┌──

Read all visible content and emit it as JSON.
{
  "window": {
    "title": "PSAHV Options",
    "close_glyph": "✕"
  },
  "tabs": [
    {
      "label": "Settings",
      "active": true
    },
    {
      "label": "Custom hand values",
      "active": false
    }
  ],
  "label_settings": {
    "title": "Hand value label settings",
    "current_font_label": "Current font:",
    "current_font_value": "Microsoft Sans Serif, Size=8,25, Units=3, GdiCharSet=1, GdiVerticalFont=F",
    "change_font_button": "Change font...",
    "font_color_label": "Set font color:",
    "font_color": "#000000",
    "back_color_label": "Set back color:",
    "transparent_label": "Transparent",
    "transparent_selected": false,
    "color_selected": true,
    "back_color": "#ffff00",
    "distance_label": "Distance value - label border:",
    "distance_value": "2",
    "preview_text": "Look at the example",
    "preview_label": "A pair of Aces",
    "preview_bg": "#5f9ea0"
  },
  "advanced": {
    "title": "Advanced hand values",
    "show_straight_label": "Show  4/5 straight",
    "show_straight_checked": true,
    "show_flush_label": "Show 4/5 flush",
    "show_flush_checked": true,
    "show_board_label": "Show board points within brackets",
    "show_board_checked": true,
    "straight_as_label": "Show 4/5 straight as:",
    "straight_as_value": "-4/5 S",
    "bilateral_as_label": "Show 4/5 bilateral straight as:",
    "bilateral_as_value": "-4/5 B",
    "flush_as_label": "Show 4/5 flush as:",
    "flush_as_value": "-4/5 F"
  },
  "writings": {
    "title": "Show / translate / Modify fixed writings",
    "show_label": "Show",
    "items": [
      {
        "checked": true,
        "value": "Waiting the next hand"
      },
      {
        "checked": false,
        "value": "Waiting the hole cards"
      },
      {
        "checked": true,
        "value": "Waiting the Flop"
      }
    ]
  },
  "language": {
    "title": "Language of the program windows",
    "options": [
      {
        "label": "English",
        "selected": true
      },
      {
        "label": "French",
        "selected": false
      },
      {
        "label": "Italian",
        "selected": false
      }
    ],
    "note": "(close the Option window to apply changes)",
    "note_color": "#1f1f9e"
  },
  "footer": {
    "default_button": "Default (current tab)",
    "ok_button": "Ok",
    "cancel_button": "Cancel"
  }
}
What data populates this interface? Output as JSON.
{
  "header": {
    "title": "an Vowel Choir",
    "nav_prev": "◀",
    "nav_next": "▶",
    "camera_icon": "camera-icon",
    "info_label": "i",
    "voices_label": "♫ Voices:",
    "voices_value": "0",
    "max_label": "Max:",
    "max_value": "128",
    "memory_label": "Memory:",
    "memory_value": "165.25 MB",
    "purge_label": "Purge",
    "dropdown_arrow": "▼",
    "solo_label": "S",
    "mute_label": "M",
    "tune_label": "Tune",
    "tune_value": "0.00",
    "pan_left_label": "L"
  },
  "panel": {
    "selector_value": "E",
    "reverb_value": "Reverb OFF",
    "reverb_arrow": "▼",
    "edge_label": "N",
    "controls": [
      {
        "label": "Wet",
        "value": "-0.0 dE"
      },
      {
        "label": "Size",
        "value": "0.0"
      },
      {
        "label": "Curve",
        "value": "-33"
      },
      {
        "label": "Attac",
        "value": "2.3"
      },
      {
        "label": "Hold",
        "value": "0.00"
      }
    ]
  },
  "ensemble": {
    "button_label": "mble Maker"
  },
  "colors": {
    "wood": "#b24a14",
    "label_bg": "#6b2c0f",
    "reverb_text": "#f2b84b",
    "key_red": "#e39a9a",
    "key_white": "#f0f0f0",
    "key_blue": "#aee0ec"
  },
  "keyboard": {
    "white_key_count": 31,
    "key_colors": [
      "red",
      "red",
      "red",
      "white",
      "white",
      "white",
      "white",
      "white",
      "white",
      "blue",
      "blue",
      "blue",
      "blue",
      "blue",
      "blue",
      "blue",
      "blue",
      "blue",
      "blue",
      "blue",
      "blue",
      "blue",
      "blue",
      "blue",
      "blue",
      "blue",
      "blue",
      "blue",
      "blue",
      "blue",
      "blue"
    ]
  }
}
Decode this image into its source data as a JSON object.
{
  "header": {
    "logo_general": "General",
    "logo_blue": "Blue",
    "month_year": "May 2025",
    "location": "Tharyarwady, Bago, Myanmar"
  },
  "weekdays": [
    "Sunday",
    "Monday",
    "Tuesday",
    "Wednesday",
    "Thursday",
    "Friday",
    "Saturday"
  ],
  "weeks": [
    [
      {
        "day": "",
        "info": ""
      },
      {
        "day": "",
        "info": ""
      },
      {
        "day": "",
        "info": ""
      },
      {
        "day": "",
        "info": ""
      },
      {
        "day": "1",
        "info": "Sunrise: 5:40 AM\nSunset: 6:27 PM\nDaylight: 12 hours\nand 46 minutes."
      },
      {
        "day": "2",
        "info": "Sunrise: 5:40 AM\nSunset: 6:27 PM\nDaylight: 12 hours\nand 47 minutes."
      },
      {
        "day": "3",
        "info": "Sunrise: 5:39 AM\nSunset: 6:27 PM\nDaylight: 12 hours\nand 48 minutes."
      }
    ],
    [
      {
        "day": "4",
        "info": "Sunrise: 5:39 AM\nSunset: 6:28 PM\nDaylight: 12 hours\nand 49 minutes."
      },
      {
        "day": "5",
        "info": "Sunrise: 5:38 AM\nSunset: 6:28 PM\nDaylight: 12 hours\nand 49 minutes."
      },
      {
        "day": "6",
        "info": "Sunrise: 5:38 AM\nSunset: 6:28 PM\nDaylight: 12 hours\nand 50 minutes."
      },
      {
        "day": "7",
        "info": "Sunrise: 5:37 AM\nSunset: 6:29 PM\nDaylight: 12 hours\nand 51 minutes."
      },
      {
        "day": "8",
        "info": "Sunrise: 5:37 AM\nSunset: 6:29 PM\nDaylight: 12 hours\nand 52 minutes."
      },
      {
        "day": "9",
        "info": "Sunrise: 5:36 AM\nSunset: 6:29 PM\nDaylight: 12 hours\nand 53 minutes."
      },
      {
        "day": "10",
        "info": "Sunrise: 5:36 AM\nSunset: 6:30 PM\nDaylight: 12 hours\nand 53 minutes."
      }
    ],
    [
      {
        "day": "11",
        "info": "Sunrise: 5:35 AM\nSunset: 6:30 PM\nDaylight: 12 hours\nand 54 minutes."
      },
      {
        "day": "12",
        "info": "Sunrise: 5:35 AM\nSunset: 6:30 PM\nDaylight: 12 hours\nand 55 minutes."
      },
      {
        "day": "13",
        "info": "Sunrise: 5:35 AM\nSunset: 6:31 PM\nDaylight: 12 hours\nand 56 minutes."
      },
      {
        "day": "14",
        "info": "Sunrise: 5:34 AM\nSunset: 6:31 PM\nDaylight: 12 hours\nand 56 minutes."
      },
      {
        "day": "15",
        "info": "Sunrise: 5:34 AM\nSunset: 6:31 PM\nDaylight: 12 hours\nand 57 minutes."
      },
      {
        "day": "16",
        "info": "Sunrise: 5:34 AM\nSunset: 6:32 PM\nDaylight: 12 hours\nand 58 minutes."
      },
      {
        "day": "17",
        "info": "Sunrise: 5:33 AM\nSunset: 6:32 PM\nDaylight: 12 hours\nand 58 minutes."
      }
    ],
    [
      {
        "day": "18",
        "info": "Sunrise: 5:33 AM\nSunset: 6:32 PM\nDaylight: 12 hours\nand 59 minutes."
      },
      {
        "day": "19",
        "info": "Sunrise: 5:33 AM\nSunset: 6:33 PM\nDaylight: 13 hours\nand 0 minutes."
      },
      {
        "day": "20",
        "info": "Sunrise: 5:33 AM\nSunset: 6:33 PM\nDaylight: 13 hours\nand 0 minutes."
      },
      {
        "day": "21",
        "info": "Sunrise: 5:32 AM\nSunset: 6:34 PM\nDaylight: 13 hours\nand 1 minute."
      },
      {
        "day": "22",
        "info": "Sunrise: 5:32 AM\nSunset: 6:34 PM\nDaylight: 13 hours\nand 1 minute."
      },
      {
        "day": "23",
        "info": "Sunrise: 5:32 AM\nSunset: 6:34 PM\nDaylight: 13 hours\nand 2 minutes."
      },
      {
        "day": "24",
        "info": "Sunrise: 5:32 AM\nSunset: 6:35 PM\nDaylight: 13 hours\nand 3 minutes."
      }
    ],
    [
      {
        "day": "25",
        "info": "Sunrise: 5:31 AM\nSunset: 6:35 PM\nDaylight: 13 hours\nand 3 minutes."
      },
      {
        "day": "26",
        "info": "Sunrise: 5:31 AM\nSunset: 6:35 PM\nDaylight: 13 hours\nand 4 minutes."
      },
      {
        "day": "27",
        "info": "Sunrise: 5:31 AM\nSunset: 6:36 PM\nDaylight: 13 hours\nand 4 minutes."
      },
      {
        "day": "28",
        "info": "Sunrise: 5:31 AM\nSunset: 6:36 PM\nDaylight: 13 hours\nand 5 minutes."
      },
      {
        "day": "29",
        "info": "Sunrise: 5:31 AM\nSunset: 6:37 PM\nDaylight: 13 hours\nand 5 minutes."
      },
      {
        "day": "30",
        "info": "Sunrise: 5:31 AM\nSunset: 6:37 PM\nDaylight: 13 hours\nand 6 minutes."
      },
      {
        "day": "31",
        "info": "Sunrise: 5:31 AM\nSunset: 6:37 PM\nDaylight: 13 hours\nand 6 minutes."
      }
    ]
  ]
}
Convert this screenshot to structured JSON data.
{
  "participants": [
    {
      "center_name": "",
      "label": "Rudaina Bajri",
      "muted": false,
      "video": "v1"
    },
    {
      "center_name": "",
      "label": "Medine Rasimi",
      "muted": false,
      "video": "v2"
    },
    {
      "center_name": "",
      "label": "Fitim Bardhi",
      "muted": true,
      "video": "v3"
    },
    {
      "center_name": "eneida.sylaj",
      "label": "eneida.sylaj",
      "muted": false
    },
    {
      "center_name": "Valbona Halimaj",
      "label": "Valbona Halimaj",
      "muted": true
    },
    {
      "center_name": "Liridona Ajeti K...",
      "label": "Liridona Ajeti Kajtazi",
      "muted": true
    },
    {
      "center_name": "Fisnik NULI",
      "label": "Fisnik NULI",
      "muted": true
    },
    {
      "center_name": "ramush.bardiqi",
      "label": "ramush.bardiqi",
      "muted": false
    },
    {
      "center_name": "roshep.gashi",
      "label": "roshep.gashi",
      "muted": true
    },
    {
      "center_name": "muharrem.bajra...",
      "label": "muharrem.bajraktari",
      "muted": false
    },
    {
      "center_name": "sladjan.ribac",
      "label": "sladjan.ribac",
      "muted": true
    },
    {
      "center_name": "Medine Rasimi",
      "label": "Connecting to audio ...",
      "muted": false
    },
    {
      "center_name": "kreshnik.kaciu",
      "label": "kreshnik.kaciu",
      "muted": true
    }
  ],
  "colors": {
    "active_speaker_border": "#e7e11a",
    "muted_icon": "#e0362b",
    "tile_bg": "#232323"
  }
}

└──

• [Written instruction]:
Within the data above, count the lines that contain the string "sylaj"; the reply is the number alone.

• [The response]:
2